→ Work to complete
Write the count of lines that contain the word "title" and nothing else.

— BEGIN Given information —

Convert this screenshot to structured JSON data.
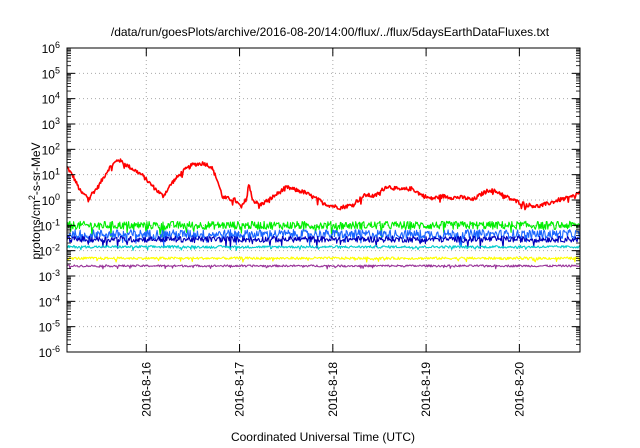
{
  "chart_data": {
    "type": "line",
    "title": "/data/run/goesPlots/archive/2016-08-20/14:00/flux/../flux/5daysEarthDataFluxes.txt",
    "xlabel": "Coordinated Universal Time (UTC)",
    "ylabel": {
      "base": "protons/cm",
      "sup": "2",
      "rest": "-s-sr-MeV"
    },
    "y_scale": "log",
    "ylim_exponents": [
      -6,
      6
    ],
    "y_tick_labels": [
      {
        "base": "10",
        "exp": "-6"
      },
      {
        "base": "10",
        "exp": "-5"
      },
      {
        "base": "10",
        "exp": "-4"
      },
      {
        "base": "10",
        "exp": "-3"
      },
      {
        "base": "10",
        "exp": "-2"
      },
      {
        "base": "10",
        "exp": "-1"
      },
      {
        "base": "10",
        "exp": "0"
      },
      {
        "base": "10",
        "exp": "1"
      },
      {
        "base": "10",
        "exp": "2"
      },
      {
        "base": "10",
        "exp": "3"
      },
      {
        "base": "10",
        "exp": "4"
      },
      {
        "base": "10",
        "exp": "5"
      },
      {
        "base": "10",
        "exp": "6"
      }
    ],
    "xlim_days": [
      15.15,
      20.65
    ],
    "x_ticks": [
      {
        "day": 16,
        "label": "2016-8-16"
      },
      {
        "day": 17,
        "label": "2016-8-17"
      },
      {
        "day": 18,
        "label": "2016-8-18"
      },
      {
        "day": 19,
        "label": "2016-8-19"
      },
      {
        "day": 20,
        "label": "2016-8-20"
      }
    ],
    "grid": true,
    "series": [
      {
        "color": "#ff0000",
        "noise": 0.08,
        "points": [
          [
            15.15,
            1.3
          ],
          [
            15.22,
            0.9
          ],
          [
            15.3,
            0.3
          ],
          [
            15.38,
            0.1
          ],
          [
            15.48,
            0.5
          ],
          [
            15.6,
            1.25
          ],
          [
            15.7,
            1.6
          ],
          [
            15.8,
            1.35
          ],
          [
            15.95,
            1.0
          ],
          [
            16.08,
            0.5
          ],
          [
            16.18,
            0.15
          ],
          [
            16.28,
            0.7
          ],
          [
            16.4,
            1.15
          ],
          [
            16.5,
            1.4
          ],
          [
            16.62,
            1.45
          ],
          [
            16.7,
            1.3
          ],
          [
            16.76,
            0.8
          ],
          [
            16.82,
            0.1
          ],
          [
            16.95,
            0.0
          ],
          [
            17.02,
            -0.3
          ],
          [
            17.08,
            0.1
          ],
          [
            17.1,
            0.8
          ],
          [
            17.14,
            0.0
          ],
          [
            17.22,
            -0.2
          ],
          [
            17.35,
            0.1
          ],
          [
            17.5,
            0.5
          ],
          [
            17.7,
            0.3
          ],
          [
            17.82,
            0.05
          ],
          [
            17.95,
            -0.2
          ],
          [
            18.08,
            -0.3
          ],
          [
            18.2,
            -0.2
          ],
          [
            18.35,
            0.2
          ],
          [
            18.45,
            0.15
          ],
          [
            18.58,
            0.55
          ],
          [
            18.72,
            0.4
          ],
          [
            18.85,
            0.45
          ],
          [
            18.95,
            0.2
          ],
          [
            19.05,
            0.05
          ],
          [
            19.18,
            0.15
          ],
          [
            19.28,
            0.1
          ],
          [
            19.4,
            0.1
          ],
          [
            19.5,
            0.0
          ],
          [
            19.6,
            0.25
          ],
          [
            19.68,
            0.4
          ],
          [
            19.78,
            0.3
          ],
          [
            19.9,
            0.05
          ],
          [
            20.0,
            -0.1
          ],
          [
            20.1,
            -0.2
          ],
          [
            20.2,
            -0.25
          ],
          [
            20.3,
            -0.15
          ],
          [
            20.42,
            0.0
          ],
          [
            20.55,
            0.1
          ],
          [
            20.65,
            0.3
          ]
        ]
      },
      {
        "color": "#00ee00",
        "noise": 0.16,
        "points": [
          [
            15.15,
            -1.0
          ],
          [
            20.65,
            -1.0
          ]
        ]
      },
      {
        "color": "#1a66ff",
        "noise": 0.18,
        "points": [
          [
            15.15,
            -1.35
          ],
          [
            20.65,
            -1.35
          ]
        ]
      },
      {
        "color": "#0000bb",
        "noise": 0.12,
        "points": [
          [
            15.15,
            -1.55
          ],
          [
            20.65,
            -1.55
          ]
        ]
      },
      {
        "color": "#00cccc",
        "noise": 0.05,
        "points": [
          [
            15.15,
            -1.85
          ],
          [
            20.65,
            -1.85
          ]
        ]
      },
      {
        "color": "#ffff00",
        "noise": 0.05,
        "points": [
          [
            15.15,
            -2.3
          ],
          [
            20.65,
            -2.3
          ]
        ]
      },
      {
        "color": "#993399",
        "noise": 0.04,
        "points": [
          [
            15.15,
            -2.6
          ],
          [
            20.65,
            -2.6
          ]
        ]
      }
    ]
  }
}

— END Given information —
— BEGIN Given information —

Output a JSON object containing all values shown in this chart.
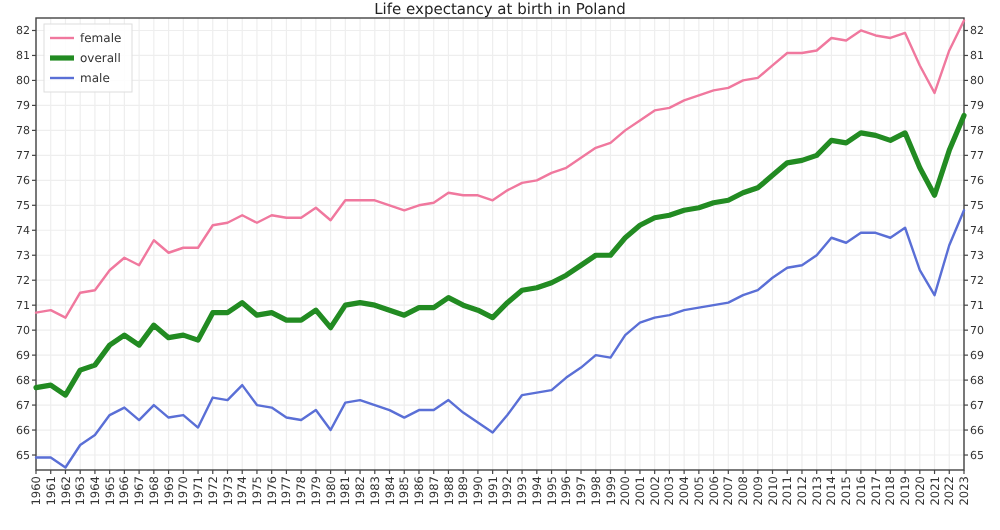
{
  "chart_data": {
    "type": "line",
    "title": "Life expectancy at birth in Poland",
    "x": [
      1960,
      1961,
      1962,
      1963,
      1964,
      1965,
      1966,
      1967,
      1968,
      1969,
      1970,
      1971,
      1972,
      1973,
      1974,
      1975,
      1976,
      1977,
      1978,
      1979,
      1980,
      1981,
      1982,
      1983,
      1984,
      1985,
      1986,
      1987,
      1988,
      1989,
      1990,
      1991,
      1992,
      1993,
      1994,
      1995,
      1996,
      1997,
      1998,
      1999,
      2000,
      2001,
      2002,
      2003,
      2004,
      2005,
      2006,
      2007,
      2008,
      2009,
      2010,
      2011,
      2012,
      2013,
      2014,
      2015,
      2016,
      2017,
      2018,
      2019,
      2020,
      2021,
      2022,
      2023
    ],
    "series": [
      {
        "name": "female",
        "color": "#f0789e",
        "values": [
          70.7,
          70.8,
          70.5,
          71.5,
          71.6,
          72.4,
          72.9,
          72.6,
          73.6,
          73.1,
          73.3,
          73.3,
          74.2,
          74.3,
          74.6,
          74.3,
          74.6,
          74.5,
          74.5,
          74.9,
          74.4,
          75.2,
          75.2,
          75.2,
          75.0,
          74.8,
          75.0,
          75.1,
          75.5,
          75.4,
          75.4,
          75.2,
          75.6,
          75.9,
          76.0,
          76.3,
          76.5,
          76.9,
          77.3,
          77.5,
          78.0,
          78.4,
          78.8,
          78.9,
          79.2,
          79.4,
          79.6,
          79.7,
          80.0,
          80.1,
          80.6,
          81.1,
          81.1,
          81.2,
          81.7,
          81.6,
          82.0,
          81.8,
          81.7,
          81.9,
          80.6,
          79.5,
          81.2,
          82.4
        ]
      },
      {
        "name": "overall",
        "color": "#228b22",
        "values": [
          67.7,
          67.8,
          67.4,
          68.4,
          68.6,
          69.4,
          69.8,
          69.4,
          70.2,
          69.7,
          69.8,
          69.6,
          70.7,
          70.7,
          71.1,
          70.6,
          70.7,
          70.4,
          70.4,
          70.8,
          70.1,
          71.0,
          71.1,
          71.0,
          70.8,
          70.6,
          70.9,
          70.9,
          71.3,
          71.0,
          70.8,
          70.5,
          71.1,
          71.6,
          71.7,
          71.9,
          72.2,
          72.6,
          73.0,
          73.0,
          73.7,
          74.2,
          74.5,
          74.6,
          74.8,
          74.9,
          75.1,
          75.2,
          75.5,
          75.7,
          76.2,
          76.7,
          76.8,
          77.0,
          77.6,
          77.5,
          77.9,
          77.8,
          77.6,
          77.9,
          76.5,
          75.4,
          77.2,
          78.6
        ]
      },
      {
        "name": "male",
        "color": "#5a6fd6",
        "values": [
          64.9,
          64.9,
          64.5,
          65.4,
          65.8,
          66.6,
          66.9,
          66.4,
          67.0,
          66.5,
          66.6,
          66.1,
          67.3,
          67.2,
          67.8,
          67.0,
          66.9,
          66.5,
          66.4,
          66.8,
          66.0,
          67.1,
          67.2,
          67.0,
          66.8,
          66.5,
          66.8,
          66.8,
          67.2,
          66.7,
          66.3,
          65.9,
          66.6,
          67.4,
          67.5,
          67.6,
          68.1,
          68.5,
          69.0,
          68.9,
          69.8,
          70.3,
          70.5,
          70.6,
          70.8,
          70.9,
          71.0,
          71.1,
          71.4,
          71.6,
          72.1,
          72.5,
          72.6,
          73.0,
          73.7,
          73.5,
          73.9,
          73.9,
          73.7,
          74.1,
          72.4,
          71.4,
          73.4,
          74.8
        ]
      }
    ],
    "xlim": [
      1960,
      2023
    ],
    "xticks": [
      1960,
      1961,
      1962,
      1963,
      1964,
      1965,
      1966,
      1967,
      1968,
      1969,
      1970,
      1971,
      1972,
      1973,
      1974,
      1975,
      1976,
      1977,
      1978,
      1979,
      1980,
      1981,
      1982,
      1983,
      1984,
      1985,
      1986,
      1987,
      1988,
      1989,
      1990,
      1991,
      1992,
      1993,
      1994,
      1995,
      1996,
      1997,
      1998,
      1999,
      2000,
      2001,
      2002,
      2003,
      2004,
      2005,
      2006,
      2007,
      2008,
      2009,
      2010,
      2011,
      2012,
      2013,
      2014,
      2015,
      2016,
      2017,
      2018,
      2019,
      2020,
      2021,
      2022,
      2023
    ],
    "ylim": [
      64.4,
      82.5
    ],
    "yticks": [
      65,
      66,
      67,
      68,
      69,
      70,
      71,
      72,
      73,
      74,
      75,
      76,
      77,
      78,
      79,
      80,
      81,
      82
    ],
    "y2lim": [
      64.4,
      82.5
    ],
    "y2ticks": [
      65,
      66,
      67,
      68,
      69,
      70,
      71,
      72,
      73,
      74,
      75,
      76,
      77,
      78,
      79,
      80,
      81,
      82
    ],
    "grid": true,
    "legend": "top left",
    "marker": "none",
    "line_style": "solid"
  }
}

— END Given information —

→ Response to the exercise
2